Tâche demandée 1
Recopiez à l'identique les entrées, en partant de leur toute première ligne et en vous arrêtant après la ligne qui contient "- title-underline: [48, 148, 190, 150]", celle-ci incluse.

Extrait du texte

Le postmoderne est défini de façon typique par contraste avec ce à quoi il succède : le moderne. Bien que Lyotard ne soit pas à l’aise avec l’idée du postmoderne comme étant simplement le successeur chronologique du moderne, il le caractérise malgré tout par opposition à ce qu’il croit être la caractéristique du moderne, à savoir le rapport aux métarécits sur le développement historique et le progrès. Quelle est donc cette modernité avec laquelle nous sommes censés avoir brisé ? Baudelaire proposait la définition devenue célèbre : « La modernité est ce qui est éphémère, fugitif, contingent au moment ; c’est la moitié de l’art, dont l’autre moitié est l’éternel et l’immuable ».
Porter ne serait-ce qu’un œil vers le momentané et le
présent représentait un changement culturel énorme. Jusqu’au dix-septième
siècle, la pensée européenne se concevait elle-même essentiellement comme la
somme de son expérience contemporaine sous l’égide de la sagesse ancienne
héritée de l’antiquité classique, avec la correction apportée par le
christianisme. « Ce qui est éphémère, fugitif, contingent » devait soit être
interprété à la lumière de « l’éternel et l’immuable », ou être rejeté comme
simple poussière. Même de grandes statures de la Renaissance comme Machiavel et
Montaigne se voyaient eux-mêmes comme des interlocuteurs directs des anciens
Grecs et Romains, dont la connaissance philosophique accumulée et l’expérience
historique étaient appliquées aux circonstances du moment.
Une rupture décisive avec cette dévaluation du présent fut
rendue possible par la révolution du dix-septième siècle : c’est là que notre
compréhension de la nature a pu être refondée sur des concepts et des principes
fondamentalement différents de ceux de Platon, Saint Augustin, Aristote et
Saint Thomas d’Aquin. Les implications plus larges de ce remodelage de la
pensée occidentale, malgré tout, ne furent articulées pleinement que par les
Lumières du dix-huitième siècle, lorsque l’idée d’âge moderne, radicalement
différente du passé et orientée vers l’avenir, prit forme de façon consciente.
Comme le formule le philosophe et sociologue allemand Jürgen Habermas, « le concept séculier de modernité exprime la
conviction que l’avenir a commencé : c’est l’époque qui vit pour le futur, qui
s’ouvre à la nouveauté du futur ». En même temps, un âge qui fait consciemment
face à l’avenir ne peut plus se justifier par référence au passé. « La
modernité ne peut plus emprunter les critères à partir desquels elle s’oriente
à des modèles fournis par d’autres époques », écrit Habermas : « Elle doit
créer sa propre normativité à partir d’elle-même ».

[Entrées de boîtes étiquetées]
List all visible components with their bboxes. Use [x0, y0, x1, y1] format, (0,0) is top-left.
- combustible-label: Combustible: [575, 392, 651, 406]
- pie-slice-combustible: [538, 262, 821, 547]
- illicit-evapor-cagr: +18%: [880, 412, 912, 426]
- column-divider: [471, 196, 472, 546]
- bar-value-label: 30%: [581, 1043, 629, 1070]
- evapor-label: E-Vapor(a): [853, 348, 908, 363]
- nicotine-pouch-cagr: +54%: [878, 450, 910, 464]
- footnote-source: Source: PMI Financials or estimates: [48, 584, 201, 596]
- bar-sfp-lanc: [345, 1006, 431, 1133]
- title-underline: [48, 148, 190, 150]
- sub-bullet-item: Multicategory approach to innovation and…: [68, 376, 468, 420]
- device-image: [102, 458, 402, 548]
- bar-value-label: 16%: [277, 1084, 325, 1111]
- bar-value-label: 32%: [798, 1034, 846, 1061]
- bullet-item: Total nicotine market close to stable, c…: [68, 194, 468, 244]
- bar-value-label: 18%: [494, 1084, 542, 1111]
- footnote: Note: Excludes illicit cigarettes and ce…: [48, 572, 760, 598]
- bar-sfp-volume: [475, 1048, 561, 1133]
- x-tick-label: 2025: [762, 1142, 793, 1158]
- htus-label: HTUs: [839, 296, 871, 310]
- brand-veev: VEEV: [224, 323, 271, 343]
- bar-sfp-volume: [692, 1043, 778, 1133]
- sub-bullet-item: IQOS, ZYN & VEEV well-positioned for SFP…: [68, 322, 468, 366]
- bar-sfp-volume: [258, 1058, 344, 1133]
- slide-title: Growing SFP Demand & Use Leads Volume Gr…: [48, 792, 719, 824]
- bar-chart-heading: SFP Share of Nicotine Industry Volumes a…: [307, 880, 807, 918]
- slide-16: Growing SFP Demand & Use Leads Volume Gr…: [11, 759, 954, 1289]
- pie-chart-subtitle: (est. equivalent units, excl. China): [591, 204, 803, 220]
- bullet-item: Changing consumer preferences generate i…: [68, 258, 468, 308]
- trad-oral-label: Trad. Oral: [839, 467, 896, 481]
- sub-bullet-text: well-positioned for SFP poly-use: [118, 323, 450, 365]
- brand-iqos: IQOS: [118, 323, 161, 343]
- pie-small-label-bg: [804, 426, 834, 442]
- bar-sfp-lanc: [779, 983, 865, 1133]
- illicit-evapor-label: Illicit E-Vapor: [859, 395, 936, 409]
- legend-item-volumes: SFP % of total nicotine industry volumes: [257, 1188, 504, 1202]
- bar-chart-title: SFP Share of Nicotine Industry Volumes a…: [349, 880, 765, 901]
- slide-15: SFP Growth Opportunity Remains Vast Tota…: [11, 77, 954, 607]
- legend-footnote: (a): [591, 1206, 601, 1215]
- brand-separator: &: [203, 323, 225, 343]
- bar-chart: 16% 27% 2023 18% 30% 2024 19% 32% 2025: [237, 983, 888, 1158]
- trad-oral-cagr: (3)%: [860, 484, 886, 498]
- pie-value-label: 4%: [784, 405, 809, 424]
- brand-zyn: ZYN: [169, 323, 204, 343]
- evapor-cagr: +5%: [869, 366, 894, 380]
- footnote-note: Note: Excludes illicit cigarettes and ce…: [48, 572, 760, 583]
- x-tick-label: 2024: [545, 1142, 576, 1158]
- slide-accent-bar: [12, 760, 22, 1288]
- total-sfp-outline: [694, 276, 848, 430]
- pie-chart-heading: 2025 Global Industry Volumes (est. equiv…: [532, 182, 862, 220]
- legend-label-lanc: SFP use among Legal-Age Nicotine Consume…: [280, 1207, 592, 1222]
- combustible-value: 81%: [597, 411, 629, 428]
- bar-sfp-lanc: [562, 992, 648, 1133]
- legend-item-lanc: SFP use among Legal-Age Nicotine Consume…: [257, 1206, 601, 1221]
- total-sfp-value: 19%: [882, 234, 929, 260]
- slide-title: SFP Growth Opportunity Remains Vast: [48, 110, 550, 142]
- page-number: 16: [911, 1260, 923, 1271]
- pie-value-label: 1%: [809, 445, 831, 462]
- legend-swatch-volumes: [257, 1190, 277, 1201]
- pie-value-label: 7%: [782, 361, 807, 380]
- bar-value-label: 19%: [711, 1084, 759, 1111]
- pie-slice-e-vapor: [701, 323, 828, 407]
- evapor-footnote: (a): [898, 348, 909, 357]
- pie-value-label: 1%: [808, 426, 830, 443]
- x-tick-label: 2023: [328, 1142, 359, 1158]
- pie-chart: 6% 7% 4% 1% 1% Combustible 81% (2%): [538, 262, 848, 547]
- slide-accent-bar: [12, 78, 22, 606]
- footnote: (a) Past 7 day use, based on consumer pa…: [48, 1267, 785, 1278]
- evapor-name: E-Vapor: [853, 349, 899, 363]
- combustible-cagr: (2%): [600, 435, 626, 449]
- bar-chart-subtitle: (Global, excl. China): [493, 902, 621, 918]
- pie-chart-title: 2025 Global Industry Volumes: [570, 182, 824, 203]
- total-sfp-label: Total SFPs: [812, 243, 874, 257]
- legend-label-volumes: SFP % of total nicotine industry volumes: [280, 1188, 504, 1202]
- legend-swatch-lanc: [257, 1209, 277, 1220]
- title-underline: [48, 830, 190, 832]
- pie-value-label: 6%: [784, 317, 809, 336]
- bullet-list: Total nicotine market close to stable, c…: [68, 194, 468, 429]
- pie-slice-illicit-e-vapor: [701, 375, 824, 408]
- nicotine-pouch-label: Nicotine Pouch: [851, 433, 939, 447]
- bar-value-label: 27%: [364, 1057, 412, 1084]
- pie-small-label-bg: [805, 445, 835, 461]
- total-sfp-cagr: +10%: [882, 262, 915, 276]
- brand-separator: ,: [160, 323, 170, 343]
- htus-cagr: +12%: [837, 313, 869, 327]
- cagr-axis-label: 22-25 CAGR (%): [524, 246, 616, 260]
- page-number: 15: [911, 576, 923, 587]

Tâche demandée 2
Reprenez le passage de l'extrait sur la modernité qui commence aux mots "Porter ne serait-ce" et se termine après "circonstances du moment.", en y remplaçant "simple poussière" par "pure poussière".

Réponse 1
List all visible components with their bboxes. Use [x0, y0, x1, y1] format, (0,0) is top-left.
- combustible-label: Combustible: [575, 392, 651, 406]
- pie-slice-combustible: [538, 262, 821, 547]
- illicit-evapor-cagr: +18%: [880, 412, 912, 426]
- column-divider: [471, 196, 472, 546]
- bar-value-label: 30%: [581, 1043, 629, 1070]
- evapor-label: E-Vapor(a): [853, 348, 908, 363]
- nicotine-pouch-cagr: +54%: [878, 450, 910, 464]
- footnote-source: Source: PMI Financials or estimates: [48, 584, 201, 596]
- bar-sfp-lanc: [345, 1006, 431, 1133]
- title-underline: [48, 148, 190, 150]

Réponse 2
Porter ne serait-ce qu’un œil vers le momentané et le
présent représentait un changement culturel énorme. Jusqu’au dix-septième
siècle, la pensée européenne se concevait elle-même essentiellement comme la
somme de son expérience contemporaine sous l’égide de la sagesse ancienne
héritée de l’antiquité classique, avec la correction apportée par le
christianisme. « Ce qui est éphémère, fugitif, contingent » devait soit être
interprété à la lumière de « l’éternel et l’immuable », ou être rejeté comme
pure poussière. Même de grandes statures de la Renaissance comme Machiavel et
Montaigne se voyaient eux-mêmes comme des interlocuteurs directs des anciens
Grecs et Romains, dont la connaissance philosophique accumulée et l’expérience
historique étaient appliquées aux circonstances du moment.